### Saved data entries
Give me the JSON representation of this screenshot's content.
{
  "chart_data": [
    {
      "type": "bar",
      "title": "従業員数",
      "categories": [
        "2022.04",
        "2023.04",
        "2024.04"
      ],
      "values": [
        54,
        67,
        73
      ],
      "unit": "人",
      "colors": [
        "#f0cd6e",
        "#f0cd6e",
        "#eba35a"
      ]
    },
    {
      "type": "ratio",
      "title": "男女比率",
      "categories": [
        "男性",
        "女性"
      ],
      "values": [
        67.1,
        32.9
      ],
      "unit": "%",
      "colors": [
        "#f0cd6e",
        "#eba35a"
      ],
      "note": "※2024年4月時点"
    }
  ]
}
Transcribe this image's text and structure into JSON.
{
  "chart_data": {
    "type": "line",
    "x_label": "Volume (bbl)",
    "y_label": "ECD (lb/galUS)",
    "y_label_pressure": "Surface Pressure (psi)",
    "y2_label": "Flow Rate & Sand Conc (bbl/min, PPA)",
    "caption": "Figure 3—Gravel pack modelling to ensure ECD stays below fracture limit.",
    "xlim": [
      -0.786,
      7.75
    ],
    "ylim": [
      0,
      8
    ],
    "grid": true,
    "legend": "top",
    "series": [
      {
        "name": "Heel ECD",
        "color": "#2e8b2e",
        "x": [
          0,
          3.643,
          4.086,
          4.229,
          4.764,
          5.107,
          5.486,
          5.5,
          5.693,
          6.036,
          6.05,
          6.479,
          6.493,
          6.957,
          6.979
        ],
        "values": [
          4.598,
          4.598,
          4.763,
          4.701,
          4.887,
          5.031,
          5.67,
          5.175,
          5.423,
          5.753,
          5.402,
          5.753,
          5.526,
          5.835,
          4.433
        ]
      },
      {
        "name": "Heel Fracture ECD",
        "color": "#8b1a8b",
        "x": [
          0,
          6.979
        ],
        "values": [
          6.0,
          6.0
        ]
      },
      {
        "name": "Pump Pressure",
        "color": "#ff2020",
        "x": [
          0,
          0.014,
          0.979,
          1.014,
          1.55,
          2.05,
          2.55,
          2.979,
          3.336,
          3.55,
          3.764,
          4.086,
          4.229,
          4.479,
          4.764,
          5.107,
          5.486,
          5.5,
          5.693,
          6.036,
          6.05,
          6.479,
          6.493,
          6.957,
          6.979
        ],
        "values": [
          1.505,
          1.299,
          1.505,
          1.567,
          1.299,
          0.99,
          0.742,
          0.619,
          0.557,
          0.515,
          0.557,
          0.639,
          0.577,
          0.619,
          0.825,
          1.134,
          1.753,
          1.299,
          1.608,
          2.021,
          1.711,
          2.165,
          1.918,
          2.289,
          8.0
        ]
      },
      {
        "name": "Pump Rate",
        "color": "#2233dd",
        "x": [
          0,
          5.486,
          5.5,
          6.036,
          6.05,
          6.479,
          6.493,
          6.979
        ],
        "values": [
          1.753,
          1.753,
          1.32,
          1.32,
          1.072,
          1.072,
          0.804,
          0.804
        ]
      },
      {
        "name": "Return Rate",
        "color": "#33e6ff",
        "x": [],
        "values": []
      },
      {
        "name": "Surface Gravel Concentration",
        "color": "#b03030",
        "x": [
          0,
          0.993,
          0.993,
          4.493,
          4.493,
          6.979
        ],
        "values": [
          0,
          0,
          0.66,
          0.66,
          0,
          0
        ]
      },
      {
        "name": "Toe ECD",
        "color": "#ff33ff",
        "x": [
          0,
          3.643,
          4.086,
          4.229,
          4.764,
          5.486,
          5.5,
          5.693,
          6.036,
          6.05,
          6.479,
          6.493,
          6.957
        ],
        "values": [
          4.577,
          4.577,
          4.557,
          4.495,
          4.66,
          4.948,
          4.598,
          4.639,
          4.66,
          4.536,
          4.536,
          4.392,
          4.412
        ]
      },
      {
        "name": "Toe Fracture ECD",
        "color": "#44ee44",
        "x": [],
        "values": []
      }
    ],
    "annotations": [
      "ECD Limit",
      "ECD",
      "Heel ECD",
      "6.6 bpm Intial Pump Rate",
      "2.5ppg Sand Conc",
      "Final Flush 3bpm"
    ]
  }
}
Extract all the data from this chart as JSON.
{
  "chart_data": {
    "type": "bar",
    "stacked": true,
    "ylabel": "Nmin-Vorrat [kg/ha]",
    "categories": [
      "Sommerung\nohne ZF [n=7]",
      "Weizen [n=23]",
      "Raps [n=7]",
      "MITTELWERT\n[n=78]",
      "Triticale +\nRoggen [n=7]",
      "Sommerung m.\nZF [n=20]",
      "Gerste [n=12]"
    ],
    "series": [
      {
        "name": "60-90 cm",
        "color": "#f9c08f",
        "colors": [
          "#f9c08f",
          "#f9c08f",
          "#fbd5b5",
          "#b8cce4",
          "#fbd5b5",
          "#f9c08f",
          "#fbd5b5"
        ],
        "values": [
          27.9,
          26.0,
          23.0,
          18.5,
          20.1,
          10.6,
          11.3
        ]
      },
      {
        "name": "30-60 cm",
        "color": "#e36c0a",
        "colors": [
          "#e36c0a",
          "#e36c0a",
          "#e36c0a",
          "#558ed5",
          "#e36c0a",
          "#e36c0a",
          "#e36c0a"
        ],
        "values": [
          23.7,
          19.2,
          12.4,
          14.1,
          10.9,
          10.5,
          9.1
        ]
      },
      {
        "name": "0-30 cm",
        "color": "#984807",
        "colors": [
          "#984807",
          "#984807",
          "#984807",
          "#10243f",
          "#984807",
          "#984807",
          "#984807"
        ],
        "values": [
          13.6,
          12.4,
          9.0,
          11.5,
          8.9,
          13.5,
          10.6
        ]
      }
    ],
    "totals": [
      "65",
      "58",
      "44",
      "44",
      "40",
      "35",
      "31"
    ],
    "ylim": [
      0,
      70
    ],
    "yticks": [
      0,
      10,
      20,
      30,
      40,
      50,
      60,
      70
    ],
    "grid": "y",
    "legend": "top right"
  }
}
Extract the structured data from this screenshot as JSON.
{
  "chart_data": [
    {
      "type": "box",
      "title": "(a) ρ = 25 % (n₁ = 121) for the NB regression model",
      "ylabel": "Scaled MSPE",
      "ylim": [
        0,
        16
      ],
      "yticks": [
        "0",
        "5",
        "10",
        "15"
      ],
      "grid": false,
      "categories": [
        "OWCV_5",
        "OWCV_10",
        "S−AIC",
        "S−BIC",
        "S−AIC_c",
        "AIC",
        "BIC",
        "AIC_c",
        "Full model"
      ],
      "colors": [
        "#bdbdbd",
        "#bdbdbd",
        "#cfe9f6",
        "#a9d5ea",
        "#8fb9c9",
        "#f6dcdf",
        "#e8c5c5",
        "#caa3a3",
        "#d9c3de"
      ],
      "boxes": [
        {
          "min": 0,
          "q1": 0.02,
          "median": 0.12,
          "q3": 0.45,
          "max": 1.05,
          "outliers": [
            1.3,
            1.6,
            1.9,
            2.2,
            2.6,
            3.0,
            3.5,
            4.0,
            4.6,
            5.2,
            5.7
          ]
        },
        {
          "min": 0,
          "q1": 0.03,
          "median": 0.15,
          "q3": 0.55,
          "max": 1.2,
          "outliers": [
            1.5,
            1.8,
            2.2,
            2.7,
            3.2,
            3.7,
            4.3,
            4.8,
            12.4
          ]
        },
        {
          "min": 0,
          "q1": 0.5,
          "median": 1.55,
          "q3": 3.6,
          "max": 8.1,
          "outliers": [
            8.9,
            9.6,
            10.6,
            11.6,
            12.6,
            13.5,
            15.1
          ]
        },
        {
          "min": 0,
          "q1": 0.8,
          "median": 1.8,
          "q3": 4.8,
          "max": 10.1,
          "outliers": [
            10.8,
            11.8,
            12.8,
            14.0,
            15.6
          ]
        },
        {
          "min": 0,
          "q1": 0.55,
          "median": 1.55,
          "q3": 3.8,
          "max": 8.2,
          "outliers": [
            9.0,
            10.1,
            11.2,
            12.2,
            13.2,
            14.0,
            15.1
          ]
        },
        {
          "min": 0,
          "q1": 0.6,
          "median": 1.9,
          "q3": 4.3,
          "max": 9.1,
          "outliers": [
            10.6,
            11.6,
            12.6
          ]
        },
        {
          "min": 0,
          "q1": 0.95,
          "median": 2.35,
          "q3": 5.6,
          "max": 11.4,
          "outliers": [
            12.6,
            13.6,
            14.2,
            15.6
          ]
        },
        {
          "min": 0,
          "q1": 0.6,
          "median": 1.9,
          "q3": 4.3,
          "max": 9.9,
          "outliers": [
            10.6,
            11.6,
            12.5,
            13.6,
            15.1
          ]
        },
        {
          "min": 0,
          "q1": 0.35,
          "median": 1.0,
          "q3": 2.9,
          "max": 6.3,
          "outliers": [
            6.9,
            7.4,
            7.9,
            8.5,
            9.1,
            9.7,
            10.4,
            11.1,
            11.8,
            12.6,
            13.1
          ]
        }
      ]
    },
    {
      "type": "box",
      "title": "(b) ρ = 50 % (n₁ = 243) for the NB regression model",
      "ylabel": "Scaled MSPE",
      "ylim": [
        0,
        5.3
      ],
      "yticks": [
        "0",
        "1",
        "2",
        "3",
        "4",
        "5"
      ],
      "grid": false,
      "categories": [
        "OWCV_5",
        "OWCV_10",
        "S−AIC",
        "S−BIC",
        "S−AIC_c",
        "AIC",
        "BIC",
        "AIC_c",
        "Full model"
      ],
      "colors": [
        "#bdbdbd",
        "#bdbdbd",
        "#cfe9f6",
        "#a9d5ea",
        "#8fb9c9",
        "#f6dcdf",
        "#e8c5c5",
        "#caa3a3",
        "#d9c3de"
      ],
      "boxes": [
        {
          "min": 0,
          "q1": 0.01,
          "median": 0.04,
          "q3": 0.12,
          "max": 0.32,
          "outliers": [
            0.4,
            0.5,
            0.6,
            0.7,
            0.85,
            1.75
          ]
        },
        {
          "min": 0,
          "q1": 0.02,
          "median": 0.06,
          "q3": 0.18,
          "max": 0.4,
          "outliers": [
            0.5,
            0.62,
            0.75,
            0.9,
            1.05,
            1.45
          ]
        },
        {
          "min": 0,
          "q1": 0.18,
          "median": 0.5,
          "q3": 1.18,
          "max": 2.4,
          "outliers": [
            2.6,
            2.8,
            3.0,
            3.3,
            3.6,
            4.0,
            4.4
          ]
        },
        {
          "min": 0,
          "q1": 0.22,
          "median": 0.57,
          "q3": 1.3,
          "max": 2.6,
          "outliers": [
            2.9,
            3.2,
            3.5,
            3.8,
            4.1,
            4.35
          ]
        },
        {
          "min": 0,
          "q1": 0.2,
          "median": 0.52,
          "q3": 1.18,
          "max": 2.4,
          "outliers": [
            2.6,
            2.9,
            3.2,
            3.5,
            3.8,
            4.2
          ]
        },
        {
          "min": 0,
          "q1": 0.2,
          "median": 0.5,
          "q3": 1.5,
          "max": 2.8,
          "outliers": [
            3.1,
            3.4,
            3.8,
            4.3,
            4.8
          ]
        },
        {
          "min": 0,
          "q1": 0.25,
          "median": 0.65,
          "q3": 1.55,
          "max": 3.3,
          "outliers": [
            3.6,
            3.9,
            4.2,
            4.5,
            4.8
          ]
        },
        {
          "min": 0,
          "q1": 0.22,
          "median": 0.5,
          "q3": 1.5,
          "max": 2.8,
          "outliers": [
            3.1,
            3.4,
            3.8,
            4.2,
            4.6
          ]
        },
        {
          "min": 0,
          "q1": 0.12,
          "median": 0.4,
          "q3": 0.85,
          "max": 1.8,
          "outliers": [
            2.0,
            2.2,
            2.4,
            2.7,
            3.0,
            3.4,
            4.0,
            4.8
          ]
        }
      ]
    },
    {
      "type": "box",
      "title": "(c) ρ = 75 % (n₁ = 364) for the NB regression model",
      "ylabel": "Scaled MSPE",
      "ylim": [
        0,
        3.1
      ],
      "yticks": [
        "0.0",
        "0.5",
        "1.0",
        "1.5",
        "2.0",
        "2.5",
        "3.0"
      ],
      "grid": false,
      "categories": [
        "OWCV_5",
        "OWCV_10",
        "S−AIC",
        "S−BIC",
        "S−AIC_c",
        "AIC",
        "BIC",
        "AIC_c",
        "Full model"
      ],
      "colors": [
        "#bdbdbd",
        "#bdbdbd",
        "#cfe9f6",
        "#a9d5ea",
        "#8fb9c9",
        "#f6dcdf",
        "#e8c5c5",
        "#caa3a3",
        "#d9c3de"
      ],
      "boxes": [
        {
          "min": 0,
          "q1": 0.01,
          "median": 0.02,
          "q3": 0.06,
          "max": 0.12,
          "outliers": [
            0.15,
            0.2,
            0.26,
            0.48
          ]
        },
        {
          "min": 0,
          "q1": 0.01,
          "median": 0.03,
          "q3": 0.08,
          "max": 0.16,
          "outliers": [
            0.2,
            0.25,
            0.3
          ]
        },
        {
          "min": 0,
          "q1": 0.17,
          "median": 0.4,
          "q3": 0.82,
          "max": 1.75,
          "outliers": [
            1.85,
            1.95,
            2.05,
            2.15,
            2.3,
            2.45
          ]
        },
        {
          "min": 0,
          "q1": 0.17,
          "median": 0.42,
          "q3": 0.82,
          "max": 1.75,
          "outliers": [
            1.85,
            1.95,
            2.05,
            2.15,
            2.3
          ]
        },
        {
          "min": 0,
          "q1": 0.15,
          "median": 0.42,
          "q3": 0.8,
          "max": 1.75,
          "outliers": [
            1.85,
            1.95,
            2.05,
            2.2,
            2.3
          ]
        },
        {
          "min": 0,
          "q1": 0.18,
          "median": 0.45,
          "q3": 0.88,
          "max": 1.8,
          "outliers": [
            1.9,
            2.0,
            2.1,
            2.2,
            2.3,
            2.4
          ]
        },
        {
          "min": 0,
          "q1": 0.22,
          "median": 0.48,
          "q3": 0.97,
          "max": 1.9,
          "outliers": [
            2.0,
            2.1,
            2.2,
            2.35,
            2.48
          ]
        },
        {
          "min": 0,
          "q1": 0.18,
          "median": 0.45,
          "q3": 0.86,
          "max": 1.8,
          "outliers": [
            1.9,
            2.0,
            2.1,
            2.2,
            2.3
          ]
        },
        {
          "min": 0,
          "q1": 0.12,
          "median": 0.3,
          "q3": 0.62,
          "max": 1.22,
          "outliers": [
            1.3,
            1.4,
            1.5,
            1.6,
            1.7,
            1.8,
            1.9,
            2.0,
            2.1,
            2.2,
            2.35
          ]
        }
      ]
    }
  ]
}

### STATED GOAL
Copy each line from the data above that includes "JSON".

### ANSWER TO THE EXERCISE
Give me the JSON representation of this screenshot's content.
Transcribe this image's text and structure into JSON.
Extract all the data from this chart as JSON.
Extract the structured data from this screenshot as JSON.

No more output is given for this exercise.